--- start of DATA FOR PROCESSING ---

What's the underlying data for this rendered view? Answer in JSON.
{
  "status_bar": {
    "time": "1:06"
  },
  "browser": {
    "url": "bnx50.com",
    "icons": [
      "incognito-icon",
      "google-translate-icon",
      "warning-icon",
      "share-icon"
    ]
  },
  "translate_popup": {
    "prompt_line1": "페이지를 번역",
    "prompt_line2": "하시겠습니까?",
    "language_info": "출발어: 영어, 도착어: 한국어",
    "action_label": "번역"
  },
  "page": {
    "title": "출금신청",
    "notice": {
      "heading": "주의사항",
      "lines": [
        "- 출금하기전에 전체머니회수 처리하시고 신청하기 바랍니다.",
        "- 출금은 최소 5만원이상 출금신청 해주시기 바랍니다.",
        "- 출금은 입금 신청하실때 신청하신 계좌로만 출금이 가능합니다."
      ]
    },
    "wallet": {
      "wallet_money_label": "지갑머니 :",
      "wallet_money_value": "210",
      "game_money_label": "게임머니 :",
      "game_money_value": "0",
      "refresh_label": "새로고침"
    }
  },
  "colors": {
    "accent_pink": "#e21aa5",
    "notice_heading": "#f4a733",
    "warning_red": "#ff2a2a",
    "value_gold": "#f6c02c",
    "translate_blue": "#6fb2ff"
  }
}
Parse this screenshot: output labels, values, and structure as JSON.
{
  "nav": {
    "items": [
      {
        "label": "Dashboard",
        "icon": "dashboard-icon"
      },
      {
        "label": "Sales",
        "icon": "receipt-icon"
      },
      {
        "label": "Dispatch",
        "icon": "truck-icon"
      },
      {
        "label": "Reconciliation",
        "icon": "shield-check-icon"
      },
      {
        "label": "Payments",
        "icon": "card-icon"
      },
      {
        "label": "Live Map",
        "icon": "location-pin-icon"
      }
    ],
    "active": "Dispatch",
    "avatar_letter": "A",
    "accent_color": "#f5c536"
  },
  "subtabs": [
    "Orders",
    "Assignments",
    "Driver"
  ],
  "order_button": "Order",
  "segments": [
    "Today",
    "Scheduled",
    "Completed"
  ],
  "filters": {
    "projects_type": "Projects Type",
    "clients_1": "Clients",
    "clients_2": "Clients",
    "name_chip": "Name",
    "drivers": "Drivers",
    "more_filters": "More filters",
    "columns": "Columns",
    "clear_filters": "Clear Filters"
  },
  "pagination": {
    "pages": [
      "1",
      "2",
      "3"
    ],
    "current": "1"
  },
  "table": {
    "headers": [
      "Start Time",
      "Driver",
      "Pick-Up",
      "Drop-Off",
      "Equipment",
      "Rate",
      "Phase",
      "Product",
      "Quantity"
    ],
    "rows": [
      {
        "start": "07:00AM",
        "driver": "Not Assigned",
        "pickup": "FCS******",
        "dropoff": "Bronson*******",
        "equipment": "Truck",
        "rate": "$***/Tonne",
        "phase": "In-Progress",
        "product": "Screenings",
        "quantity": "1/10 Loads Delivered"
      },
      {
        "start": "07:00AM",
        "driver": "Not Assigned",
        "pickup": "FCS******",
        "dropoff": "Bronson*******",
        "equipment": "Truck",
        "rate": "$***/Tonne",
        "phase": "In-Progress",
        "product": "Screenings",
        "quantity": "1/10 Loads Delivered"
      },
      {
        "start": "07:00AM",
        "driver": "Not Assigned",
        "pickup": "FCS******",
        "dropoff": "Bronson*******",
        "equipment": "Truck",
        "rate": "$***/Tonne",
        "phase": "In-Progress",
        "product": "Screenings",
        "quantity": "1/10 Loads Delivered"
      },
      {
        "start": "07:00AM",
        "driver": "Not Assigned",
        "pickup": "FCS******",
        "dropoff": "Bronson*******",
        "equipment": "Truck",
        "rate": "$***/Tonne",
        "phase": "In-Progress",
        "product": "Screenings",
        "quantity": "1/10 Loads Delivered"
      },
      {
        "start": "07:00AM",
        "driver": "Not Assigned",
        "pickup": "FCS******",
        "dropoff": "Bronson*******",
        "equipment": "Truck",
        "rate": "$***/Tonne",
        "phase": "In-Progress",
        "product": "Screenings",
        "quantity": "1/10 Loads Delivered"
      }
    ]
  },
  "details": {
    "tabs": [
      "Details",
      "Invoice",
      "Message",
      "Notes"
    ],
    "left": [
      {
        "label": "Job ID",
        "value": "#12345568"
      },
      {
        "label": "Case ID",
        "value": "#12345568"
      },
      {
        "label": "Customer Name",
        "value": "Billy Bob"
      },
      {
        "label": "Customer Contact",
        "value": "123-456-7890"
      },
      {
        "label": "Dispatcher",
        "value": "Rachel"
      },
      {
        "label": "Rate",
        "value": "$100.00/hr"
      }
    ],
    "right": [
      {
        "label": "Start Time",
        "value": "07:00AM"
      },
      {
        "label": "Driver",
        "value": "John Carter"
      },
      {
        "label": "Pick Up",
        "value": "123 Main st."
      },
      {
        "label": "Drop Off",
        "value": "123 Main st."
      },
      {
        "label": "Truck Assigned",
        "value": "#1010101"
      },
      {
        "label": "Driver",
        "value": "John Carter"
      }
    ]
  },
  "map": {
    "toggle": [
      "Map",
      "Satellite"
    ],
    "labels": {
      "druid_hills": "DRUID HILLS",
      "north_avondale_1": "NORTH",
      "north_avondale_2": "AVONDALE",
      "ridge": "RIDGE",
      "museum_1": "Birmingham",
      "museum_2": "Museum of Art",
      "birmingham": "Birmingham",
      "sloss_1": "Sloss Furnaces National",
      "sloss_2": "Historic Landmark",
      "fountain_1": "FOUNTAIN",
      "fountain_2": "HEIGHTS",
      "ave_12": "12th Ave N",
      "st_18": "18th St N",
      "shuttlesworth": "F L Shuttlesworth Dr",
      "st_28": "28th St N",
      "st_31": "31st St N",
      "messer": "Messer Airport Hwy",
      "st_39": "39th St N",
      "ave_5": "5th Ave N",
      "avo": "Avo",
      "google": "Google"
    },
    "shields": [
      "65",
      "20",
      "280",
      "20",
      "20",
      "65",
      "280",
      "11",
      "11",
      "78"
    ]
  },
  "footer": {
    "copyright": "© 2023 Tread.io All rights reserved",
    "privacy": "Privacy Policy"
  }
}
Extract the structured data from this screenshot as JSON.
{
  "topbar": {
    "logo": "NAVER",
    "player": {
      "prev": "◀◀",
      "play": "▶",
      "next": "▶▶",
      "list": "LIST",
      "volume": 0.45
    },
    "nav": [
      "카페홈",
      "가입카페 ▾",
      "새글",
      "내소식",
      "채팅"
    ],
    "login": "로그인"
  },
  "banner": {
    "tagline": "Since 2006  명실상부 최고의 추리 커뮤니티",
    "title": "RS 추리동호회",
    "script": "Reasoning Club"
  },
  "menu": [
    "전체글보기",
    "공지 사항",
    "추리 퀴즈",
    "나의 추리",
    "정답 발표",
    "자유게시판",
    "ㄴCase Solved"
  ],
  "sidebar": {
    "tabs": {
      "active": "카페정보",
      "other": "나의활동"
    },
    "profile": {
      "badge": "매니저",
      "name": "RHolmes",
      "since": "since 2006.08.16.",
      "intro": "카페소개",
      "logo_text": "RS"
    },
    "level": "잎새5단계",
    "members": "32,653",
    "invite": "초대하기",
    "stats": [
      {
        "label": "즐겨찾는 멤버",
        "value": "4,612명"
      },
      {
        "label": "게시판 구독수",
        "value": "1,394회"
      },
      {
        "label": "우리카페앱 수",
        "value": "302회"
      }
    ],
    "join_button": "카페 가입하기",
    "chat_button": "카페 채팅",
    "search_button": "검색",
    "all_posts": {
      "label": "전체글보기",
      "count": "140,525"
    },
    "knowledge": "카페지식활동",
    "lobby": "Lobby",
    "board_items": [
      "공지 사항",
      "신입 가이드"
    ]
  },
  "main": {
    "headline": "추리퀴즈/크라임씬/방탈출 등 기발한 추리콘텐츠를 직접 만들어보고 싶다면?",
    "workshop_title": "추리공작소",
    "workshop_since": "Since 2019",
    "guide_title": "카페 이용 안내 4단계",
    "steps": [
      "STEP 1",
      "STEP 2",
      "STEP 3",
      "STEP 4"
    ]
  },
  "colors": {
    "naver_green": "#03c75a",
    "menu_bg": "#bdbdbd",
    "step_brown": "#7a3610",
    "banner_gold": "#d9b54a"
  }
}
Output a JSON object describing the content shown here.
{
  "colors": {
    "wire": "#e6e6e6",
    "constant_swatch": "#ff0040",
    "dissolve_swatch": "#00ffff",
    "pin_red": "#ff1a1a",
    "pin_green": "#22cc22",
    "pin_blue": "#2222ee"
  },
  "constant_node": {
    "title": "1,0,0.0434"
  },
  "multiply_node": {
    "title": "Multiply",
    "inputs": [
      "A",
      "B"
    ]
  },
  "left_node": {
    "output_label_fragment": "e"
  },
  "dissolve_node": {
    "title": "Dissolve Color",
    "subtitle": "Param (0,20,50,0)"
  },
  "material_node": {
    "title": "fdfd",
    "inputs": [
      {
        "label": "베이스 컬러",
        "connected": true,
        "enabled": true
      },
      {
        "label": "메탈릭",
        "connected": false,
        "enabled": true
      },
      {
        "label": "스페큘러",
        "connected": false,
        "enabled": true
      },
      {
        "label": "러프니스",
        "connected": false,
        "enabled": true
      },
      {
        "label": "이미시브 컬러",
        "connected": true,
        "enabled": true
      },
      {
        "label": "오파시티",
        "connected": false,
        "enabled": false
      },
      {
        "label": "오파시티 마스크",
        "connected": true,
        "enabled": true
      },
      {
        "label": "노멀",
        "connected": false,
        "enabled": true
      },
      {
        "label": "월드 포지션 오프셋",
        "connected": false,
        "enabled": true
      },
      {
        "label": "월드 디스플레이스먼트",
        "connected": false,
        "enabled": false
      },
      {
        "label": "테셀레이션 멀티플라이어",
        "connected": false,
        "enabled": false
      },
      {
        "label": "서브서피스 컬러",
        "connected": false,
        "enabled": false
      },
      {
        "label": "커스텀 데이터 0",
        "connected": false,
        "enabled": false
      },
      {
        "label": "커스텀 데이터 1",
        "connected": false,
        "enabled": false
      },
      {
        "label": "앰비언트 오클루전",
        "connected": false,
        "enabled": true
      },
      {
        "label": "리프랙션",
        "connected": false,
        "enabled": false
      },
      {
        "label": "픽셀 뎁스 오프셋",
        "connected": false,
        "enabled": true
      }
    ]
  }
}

--- end of DATA FOR PROCESSING ---

#### TASK DESCRIPTION
Return each line where "this" shows up.

#### CORRECT OUTPUT
What's the underlying data for this rendered view? Answer in JSON.
Parse this screenshot: output labels, values, and structure as JSON.
Extract the structured data from this screenshot as JSON.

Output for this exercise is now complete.